▶ What needs to be done
Of all the lines in the data below, how many contain "days"? Report that number alone.

>> begin Data to use

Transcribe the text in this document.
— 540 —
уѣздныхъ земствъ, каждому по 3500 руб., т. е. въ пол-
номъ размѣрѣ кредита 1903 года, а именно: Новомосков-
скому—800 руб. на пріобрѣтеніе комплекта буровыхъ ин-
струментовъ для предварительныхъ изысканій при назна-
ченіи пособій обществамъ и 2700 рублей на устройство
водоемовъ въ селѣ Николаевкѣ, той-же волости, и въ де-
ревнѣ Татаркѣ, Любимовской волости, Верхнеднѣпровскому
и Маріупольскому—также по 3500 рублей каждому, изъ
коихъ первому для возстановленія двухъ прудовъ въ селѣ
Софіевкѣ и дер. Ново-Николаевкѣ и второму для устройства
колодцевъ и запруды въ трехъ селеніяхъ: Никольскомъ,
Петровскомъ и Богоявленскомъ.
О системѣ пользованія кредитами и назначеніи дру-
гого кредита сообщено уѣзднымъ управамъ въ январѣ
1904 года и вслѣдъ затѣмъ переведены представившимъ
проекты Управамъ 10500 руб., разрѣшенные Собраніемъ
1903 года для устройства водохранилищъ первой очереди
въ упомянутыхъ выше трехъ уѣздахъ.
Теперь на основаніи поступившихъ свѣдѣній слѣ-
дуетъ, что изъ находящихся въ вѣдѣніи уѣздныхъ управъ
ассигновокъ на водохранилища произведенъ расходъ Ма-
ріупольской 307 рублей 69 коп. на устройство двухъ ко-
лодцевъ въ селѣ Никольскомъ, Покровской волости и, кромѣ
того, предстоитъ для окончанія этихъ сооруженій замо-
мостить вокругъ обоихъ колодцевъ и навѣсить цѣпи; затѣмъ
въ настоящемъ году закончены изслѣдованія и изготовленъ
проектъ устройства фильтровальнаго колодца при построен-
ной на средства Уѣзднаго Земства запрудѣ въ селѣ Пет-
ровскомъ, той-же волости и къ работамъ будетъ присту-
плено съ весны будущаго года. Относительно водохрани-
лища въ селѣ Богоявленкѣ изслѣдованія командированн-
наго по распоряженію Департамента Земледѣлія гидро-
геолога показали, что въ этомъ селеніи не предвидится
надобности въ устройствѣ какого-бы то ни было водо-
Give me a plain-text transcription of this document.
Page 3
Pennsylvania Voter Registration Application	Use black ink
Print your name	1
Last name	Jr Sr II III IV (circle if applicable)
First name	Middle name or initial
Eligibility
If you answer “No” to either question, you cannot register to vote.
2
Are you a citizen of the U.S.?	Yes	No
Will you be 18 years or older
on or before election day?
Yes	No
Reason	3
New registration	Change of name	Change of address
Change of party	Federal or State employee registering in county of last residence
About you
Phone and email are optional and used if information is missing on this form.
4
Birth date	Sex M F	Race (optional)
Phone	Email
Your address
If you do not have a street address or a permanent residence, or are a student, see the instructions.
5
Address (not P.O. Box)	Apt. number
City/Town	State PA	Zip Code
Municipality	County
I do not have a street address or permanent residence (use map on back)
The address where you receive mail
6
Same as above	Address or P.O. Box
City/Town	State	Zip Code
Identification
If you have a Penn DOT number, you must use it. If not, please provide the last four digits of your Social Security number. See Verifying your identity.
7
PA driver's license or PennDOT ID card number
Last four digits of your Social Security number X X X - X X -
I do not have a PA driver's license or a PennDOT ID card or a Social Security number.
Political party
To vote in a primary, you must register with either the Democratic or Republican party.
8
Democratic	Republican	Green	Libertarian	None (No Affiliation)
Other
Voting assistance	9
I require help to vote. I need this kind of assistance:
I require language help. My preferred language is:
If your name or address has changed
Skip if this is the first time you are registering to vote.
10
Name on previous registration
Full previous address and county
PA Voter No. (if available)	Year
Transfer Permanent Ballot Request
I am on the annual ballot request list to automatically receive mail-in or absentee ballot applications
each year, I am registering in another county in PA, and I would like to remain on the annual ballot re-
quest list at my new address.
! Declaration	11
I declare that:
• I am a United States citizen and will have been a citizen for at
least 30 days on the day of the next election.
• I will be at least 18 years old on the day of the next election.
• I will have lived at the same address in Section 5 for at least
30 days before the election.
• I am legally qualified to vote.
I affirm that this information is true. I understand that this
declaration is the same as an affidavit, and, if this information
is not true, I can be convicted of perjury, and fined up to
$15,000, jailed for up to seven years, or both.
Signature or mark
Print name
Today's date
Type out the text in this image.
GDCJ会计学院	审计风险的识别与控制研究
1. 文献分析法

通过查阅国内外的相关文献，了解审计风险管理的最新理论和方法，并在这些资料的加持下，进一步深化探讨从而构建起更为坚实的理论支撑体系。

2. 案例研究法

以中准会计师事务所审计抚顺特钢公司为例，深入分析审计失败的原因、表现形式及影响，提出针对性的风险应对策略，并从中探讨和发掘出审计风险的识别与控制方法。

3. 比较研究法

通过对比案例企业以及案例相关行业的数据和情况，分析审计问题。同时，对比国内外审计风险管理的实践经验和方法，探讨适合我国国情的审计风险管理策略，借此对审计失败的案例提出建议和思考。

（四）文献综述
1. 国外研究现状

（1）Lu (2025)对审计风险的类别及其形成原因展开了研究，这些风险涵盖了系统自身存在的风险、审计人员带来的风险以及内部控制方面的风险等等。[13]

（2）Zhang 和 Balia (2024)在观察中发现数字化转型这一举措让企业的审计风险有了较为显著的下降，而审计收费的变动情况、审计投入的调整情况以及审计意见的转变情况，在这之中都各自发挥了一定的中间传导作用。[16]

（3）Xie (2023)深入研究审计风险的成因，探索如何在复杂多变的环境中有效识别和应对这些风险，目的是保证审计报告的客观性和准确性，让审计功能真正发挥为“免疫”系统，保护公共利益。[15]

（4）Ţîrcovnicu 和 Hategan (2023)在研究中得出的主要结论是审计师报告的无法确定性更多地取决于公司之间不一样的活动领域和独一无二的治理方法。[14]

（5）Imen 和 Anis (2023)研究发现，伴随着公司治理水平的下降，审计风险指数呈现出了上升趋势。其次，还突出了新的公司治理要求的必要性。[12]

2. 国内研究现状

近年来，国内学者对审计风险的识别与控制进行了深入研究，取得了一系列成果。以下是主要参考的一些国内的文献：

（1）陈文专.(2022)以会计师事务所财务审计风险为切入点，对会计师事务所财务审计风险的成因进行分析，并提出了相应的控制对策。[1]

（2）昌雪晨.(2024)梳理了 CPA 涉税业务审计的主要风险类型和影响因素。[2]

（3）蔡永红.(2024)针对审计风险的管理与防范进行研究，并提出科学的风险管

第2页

>> end Data to use

▶ Result for this exercise
2